▶ _What this task involves_
Tally the lines of the listing that contain the word "candlestick", then give the total and nothing else.

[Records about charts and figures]
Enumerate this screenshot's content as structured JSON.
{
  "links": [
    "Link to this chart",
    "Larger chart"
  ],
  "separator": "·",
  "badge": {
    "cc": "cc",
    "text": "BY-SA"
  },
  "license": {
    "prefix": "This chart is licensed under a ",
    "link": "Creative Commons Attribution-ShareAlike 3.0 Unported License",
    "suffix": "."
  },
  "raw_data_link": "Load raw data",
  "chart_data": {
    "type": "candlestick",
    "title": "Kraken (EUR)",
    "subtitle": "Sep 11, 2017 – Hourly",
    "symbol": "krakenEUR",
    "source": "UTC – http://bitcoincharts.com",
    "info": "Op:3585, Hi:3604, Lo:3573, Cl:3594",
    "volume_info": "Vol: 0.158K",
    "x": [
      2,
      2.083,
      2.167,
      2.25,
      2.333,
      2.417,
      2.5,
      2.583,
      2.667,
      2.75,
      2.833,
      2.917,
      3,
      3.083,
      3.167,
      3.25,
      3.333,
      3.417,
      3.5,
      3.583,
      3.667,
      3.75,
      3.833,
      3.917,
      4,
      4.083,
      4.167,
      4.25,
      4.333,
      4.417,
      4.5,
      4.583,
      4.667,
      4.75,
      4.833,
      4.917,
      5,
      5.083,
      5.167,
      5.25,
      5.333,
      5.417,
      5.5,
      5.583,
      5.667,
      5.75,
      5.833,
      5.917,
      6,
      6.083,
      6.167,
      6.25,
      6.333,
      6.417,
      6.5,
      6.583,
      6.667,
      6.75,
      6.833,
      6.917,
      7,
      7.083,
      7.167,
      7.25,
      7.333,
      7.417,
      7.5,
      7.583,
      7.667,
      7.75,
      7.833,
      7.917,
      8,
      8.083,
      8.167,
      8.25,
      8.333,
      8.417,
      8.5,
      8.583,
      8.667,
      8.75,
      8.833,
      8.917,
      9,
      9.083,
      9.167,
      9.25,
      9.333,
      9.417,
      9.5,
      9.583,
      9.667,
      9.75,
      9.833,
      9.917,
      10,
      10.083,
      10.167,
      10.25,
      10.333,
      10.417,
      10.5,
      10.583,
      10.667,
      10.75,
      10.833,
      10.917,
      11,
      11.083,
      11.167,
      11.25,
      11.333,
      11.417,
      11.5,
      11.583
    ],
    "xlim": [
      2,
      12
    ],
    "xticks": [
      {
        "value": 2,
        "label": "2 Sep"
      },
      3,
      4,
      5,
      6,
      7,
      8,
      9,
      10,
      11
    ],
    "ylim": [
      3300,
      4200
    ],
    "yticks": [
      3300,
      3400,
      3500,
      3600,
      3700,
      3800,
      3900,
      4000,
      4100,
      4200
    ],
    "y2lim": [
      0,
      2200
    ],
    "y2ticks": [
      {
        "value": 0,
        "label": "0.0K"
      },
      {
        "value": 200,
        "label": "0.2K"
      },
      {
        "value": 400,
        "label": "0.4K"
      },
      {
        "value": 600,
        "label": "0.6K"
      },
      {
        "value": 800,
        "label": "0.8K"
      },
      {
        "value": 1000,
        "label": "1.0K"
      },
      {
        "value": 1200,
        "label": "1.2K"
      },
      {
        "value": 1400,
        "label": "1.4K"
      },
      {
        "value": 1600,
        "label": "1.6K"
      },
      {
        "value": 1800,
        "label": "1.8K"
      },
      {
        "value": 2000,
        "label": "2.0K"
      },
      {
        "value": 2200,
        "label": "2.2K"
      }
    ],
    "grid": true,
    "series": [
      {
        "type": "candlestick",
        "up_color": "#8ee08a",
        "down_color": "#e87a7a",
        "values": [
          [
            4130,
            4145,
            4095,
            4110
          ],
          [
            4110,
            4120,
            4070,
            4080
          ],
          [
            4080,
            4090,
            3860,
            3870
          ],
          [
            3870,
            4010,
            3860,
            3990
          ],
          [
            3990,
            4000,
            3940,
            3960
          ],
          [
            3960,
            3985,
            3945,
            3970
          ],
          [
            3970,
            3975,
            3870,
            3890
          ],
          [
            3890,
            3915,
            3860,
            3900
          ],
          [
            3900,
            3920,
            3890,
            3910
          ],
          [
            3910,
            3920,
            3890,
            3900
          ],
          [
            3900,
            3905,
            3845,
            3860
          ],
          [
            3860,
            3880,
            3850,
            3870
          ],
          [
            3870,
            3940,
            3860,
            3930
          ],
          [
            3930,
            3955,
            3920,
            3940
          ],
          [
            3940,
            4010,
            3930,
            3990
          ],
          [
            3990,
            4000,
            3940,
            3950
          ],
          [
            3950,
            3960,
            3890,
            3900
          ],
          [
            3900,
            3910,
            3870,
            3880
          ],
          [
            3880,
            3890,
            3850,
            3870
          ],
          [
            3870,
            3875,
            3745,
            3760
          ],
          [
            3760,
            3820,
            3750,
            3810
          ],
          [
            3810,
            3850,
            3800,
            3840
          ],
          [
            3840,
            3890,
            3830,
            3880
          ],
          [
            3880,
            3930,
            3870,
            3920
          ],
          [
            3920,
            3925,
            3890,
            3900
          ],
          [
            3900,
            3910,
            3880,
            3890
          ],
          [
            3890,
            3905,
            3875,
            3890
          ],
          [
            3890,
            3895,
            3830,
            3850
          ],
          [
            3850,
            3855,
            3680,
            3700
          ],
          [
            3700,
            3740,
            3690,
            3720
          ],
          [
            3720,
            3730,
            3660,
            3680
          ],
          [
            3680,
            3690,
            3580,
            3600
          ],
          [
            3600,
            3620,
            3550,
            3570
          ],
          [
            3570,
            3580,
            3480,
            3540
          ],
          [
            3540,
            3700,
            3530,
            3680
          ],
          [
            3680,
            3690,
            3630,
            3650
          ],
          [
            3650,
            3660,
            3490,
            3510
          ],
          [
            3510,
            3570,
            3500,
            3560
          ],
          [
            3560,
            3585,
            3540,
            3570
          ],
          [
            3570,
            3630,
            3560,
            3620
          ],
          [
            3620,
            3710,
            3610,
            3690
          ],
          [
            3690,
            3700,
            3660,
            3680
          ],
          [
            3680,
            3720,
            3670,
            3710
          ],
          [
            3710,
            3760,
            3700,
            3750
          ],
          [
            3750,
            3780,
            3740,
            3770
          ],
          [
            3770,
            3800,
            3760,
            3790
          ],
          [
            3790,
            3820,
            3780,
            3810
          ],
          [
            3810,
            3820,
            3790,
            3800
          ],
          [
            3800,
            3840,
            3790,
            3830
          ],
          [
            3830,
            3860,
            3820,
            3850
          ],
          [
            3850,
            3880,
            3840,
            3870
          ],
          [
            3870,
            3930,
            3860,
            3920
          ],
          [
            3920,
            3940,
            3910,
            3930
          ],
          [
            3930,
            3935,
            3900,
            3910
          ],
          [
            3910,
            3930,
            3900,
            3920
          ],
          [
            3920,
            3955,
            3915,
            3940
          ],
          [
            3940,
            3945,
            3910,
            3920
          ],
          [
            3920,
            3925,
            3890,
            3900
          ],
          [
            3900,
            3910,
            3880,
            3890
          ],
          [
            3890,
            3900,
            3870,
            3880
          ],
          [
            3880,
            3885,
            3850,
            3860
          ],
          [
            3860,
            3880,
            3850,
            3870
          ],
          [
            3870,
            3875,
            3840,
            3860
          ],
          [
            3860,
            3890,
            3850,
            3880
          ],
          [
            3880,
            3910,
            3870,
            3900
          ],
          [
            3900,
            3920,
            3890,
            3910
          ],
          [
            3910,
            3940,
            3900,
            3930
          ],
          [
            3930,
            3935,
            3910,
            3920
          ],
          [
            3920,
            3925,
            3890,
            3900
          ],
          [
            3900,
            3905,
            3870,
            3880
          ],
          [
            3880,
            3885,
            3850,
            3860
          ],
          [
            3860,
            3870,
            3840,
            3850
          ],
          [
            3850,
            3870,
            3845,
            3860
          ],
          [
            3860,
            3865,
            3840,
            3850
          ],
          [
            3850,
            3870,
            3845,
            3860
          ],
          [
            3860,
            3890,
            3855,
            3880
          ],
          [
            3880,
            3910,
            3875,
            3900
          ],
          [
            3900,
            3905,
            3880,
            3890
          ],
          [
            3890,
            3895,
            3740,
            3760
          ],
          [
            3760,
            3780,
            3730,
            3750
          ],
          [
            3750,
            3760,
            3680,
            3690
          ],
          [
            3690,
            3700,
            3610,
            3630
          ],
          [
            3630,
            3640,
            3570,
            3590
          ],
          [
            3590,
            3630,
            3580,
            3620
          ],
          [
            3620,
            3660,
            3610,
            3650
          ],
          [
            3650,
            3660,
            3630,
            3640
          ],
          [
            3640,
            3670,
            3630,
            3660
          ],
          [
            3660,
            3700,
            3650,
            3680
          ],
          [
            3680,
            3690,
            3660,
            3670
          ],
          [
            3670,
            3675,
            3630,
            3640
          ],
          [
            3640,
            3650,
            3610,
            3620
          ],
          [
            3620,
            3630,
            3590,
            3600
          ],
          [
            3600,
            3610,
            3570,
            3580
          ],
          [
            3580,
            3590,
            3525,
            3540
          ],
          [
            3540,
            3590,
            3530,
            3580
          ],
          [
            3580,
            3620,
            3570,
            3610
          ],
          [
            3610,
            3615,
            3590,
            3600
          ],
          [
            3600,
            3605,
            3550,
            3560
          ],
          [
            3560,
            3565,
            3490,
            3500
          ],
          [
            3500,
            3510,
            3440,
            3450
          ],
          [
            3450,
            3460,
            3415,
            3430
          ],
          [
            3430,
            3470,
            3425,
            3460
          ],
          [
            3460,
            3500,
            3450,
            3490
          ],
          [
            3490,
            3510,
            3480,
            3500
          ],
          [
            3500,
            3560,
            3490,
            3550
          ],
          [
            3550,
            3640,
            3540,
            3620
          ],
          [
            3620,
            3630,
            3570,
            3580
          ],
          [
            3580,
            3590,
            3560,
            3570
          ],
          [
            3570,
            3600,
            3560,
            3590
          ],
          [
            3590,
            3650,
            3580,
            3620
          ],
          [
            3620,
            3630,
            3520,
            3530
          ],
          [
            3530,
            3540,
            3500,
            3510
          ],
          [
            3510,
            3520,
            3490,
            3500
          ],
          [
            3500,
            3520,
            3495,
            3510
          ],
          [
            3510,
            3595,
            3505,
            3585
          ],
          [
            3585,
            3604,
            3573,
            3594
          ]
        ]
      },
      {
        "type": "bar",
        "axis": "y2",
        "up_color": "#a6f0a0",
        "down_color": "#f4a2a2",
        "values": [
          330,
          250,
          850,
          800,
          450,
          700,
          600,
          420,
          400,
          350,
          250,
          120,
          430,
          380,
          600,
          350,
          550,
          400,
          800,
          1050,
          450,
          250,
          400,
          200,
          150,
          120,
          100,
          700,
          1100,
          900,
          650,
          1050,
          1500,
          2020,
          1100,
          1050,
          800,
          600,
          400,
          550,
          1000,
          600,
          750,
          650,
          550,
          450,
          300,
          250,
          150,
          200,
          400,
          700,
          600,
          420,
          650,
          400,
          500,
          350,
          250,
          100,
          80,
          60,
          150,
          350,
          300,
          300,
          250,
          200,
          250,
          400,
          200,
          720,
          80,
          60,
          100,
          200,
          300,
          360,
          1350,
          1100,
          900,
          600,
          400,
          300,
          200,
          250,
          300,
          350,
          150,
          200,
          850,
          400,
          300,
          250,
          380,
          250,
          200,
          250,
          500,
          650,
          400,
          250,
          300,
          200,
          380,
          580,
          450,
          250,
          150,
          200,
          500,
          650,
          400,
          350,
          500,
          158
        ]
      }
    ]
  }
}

▶ _Output of the exercise_
2